[Collected data entries]

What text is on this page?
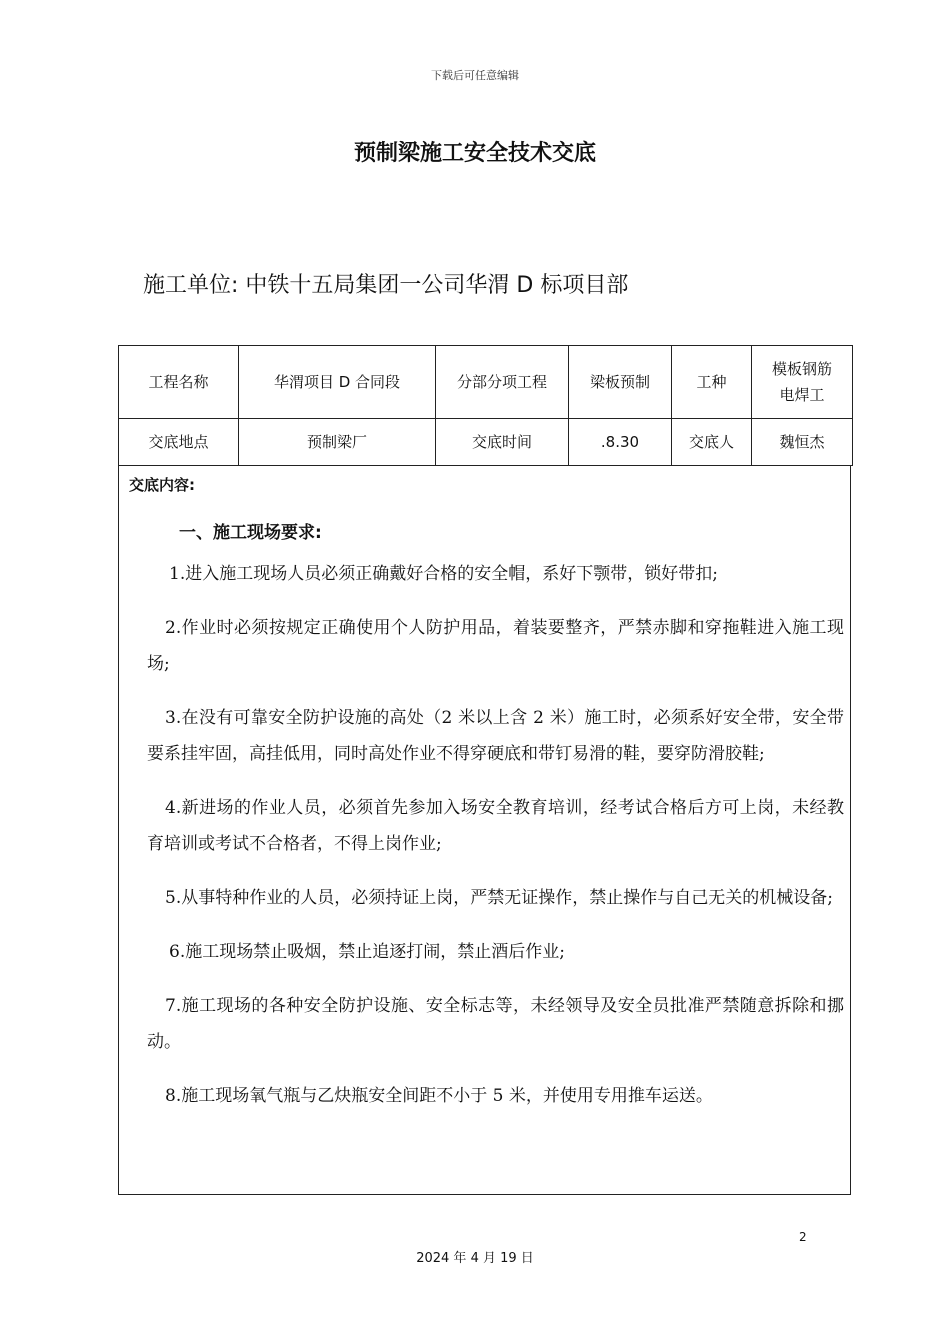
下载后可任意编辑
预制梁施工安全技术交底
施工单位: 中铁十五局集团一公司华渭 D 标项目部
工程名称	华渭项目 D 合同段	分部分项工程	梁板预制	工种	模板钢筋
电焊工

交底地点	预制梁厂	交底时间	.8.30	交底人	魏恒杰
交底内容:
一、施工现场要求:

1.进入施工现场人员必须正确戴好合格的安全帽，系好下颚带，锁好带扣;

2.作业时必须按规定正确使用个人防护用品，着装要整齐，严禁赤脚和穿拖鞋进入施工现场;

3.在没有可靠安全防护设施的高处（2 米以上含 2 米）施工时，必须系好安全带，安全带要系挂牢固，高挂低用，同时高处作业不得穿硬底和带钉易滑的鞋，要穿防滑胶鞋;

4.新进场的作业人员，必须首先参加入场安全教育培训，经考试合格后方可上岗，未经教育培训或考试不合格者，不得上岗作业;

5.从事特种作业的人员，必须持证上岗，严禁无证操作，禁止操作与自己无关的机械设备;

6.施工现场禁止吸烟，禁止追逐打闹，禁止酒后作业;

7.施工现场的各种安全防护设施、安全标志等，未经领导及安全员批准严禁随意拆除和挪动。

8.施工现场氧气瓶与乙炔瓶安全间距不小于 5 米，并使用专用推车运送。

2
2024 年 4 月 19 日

#### [Problem description]
All the lines above are to be reproduced exactly, except the pictures.

#### [Task solution]
What text is on this page?
下载后可任意编辑
预制梁施工安全技术交底
施工单位: 中铁十五局集团一公司华渭 D 标项目部
工程名称	华渭项目 D 合同段	分部分项工程	梁板预制	工种	模板钢筋
电焊工

交底地点	预制梁厂	交底时间	.8.30	交底人	魏恒杰
交底内容:
一、施工现场要求:

1.进入施工现场人员必须正确戴好合格的安全帽，系好下颚带，锁好带扣;

2.作业时必须按规定正确使用个人防护用品，着装要整齐，严禁赤脚和穿拖鞋进入施工现场;

3.在没有可靠安全防护设施的高处（2 米以上含 2 米）施工时，必须系好安全带，安全带要系挂牢固，高挂低用，同时高处作业不得穿硬底和带钉易滑的鞋，要穿防滑胶鞋;

4.新进场的作业人员，必须首先参加入场安全教育培训，经考试合格后方可上岗，未经教育培训或考试不合格者，不得上岗作业;

5.从事特种作业的人员，必须持证上岗，严禁无证操作，禁止操作与自己无关的机械设备;

6.施工现场禁止吸烟，禁止追逐打闹，禁止酒后作业;

7.施工现场的各种安全防护设施、安全标志等，未经领导及安全员批准严禁随意拆除和挪动。

8.施工现场氧气瓶与乙炔瓶安全间距不小于 5 米，并使用专用推车运送。

2
2024 年 4 月 19 日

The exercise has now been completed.